**Data entries:**
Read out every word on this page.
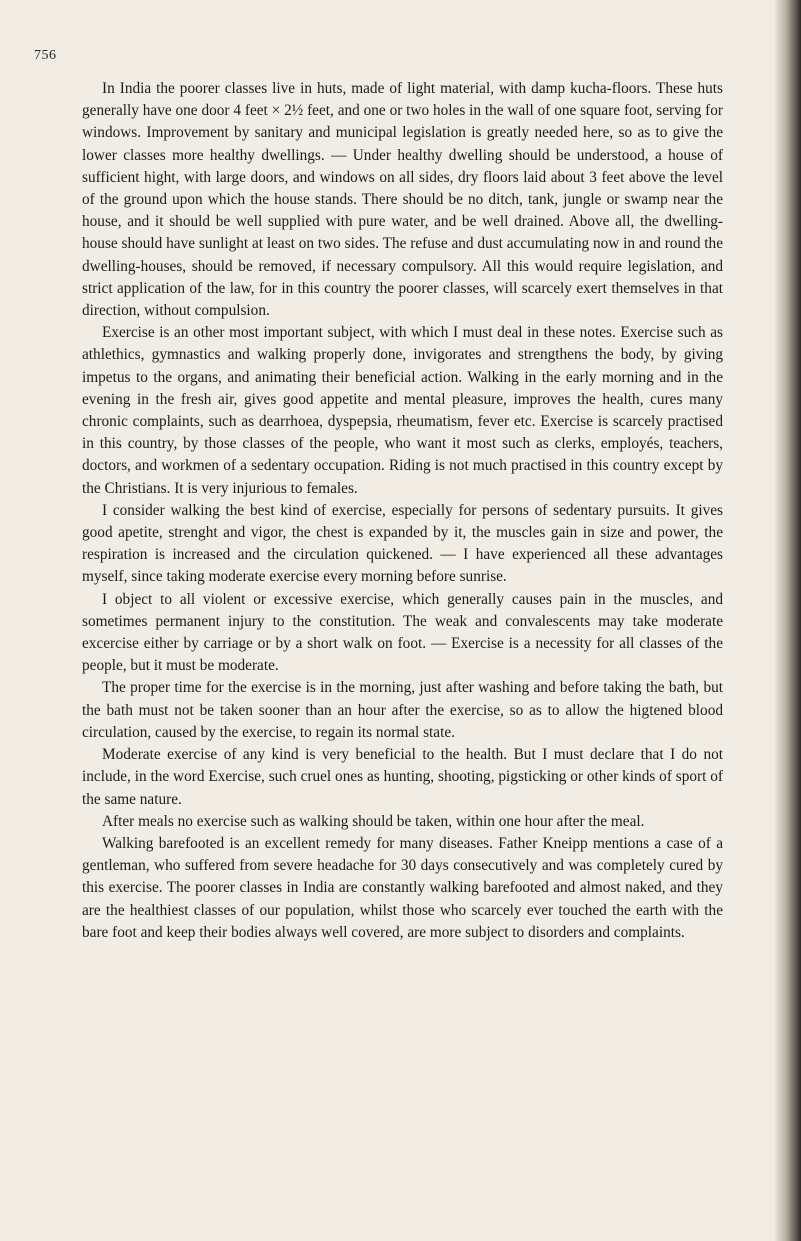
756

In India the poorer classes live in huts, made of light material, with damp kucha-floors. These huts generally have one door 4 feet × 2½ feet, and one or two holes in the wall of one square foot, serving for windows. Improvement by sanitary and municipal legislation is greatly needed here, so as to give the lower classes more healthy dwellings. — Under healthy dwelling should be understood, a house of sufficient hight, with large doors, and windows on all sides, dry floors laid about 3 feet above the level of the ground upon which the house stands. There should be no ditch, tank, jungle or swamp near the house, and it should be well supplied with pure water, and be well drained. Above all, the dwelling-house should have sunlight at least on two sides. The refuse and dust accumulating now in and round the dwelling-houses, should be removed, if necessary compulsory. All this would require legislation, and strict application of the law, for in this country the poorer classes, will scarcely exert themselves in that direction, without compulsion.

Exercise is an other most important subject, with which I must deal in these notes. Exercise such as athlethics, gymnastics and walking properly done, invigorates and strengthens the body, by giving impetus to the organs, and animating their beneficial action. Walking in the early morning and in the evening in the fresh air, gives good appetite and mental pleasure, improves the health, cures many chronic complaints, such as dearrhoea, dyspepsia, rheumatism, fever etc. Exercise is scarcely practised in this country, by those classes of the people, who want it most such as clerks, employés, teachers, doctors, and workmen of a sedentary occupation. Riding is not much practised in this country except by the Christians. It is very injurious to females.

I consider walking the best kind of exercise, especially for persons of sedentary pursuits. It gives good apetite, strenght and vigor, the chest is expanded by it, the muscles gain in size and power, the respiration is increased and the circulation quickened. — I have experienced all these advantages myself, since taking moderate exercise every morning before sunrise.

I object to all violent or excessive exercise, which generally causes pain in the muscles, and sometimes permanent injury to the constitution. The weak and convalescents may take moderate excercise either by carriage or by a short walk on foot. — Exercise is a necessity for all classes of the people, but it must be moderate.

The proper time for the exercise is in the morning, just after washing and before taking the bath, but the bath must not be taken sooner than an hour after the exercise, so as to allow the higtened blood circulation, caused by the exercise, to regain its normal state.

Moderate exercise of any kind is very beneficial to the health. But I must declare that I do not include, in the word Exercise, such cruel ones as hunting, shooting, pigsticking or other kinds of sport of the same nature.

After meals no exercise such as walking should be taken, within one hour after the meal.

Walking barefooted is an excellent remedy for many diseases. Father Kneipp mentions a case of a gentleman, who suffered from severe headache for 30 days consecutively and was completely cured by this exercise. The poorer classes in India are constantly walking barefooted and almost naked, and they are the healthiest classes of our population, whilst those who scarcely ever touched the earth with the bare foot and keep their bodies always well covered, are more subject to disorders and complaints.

* * *

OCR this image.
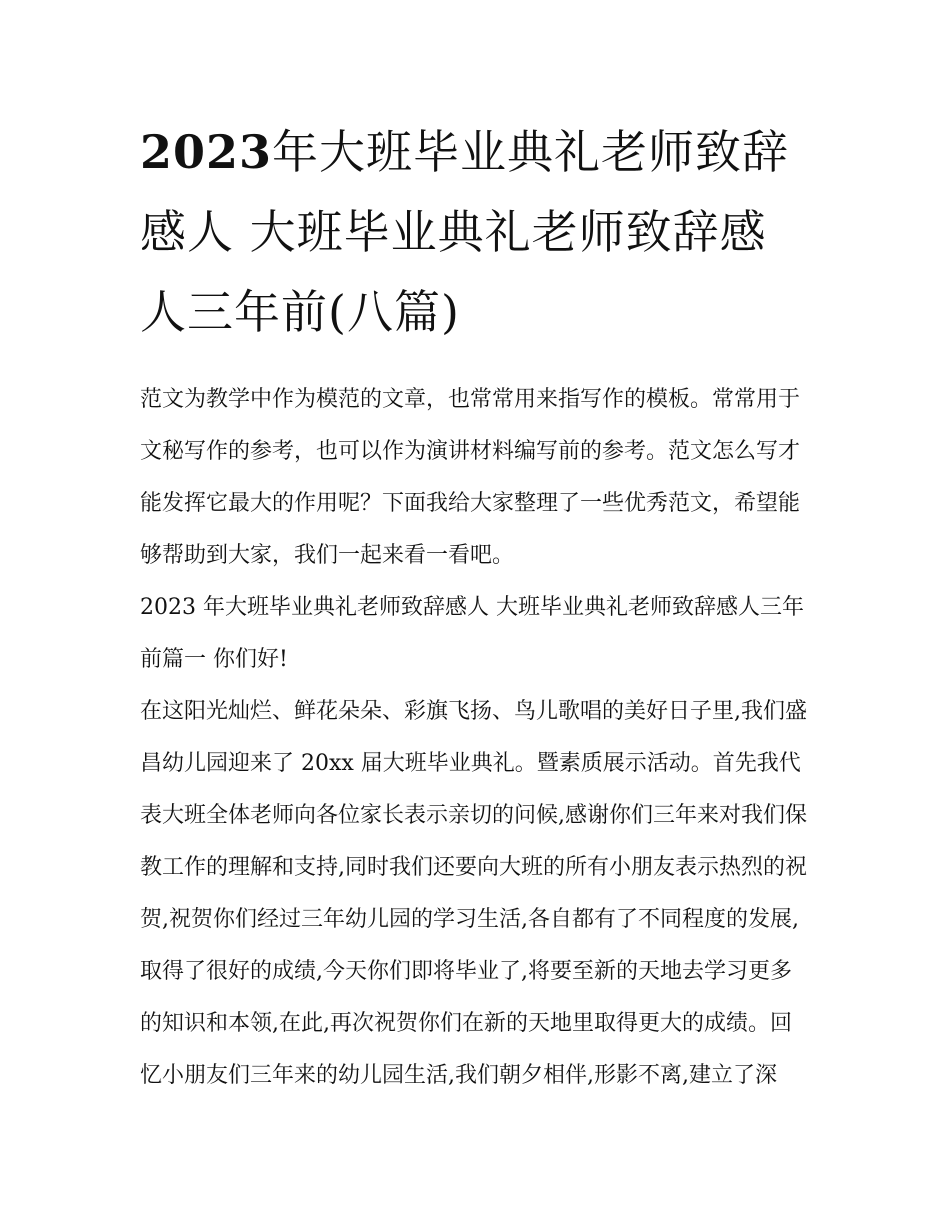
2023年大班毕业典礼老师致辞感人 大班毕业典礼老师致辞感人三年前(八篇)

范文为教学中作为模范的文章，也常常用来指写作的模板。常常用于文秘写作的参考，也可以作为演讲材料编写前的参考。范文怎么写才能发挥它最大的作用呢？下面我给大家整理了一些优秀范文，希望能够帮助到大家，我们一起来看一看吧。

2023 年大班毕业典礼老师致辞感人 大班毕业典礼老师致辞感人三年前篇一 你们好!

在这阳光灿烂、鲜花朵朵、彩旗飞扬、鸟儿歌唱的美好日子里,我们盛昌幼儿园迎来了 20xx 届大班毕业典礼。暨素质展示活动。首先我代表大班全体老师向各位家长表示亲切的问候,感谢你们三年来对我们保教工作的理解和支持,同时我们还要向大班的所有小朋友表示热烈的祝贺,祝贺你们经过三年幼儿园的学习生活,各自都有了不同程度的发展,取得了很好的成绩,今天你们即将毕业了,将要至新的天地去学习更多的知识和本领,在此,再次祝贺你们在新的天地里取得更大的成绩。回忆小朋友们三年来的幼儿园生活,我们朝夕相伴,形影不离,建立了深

---

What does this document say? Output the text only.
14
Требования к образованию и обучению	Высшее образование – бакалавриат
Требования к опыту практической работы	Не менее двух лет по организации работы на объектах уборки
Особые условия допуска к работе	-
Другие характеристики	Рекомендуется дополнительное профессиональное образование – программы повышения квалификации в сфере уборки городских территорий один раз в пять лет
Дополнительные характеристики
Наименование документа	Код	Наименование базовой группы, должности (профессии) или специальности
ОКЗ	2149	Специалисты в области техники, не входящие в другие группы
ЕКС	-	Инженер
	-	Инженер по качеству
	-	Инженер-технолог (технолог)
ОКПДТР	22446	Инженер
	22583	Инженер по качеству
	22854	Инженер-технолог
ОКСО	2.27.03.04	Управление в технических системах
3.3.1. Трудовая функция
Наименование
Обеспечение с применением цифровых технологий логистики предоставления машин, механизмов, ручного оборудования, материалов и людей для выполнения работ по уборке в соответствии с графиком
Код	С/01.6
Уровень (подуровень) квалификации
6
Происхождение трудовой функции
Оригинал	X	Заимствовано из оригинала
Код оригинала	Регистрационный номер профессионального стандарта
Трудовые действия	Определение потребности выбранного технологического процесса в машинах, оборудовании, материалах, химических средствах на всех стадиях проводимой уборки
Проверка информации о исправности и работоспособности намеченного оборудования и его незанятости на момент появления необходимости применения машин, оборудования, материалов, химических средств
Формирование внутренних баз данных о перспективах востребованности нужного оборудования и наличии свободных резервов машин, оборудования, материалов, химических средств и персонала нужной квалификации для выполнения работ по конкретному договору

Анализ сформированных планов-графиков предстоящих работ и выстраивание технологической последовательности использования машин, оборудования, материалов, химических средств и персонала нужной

**Exercise directions:** Pick out the lines containing the string "word".

**Task output:**
Read out every word on this page.
Moderate exercise of any kind is very beneficial to the health. But I must declare that I do not include, in the word Exercise, such cruel ones as hunting, shooting, pigsticking or other kinds of sport of the same nature.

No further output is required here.